DATA PROVIDED:
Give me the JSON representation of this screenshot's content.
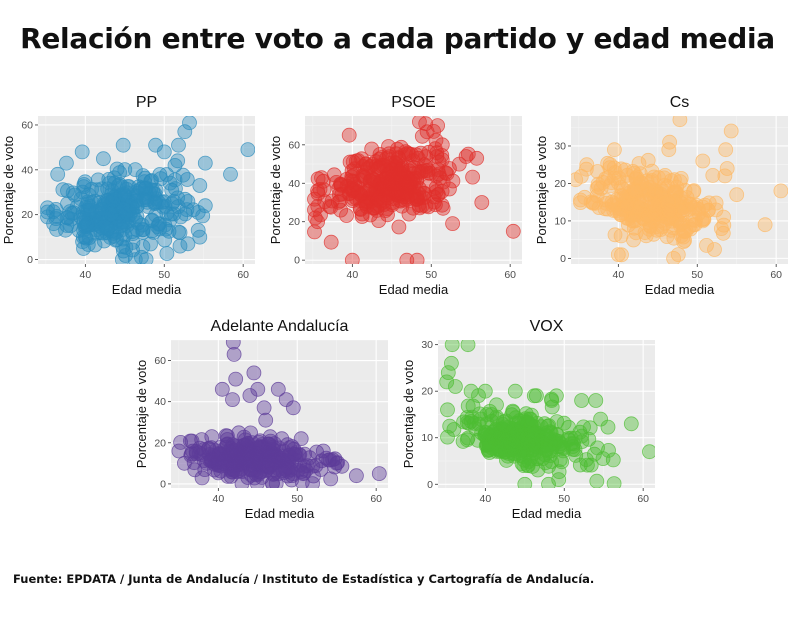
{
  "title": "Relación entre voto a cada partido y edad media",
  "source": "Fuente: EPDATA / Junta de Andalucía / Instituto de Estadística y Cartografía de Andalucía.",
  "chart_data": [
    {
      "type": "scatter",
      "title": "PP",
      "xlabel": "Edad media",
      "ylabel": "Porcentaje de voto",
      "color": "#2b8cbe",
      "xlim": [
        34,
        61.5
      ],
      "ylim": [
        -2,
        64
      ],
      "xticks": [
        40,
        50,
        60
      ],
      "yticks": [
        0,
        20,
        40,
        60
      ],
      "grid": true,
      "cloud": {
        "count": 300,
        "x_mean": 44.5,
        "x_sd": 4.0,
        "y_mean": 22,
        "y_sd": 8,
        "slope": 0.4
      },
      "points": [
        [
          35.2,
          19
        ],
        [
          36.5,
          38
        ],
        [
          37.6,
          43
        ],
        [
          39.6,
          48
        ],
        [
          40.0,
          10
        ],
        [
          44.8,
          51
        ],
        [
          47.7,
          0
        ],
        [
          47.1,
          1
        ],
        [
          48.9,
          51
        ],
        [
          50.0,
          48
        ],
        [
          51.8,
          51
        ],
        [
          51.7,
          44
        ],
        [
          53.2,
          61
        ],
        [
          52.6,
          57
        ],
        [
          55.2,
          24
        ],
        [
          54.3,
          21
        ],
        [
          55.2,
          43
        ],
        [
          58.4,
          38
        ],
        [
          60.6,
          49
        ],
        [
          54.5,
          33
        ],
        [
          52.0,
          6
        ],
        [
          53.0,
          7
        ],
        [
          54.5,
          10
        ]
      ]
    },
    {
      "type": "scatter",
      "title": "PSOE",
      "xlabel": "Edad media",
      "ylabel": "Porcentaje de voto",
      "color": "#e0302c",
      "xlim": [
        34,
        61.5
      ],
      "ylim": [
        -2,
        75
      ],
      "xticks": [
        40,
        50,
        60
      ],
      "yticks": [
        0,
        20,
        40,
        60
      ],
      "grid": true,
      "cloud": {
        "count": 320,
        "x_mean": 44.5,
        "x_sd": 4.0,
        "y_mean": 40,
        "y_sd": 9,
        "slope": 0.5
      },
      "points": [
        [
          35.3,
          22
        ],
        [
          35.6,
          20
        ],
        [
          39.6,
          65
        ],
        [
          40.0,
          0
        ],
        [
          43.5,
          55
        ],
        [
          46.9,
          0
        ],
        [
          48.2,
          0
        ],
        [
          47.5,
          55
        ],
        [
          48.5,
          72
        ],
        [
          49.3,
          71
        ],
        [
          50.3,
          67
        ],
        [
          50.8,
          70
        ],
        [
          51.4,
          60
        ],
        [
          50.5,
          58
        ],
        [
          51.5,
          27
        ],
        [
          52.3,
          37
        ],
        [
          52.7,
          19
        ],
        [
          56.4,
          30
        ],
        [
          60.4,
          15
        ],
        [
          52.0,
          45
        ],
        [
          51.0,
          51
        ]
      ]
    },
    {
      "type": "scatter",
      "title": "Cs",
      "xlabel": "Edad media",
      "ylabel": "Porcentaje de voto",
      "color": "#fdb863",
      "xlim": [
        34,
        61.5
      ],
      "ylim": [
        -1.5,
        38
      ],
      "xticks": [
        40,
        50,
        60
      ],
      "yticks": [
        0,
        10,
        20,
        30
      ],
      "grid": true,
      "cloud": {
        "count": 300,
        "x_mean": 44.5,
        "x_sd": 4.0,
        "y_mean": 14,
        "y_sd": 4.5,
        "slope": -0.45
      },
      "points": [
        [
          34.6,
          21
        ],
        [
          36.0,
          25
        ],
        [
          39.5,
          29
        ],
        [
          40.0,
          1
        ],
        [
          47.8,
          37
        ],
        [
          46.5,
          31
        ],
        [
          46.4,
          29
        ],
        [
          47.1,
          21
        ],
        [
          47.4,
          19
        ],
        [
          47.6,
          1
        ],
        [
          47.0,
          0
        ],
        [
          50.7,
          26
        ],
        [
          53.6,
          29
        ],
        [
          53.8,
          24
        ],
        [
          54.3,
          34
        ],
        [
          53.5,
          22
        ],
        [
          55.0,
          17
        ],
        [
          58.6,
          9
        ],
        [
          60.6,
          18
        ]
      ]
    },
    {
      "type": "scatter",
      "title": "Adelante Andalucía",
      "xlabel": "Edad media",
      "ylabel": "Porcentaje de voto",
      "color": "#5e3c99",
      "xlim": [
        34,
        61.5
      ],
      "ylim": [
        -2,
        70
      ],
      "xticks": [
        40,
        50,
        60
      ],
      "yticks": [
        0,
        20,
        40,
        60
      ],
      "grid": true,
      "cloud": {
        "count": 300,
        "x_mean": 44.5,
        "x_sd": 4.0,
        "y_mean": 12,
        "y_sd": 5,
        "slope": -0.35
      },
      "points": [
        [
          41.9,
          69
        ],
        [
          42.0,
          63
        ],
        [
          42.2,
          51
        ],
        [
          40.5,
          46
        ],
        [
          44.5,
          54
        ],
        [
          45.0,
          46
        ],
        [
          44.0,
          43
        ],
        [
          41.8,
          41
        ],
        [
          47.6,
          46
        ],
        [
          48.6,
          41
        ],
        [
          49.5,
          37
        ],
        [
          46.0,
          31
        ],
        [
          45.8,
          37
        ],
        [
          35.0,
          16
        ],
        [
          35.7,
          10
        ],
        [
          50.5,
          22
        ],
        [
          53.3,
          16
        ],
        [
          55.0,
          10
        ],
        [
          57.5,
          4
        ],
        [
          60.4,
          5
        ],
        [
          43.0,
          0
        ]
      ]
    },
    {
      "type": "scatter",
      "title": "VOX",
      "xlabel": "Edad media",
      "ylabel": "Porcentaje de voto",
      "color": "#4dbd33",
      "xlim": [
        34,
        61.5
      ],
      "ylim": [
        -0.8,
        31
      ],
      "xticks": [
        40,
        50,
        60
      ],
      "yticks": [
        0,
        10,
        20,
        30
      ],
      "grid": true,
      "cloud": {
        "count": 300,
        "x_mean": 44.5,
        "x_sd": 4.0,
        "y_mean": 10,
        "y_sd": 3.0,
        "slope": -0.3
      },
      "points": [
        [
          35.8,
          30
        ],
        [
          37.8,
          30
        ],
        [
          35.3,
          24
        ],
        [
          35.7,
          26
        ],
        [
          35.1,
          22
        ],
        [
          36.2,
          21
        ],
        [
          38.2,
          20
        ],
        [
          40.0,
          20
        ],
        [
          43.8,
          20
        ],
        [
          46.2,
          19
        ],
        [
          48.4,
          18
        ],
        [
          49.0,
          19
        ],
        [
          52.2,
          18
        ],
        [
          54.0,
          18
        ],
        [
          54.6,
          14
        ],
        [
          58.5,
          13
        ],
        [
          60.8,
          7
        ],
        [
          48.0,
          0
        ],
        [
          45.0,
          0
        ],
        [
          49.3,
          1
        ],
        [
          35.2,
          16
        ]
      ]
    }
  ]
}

EXERCISE INSTRUCTIONS:
Copy out every line where the word "color" occurs.

RESPONSE TO THE EXERCISE:
      "color": "#2b8cbe",
      "color": "#e0302c",
      "color": "#fdb863",
      "color": "#5e3c99",
      "color": "#4dbd33",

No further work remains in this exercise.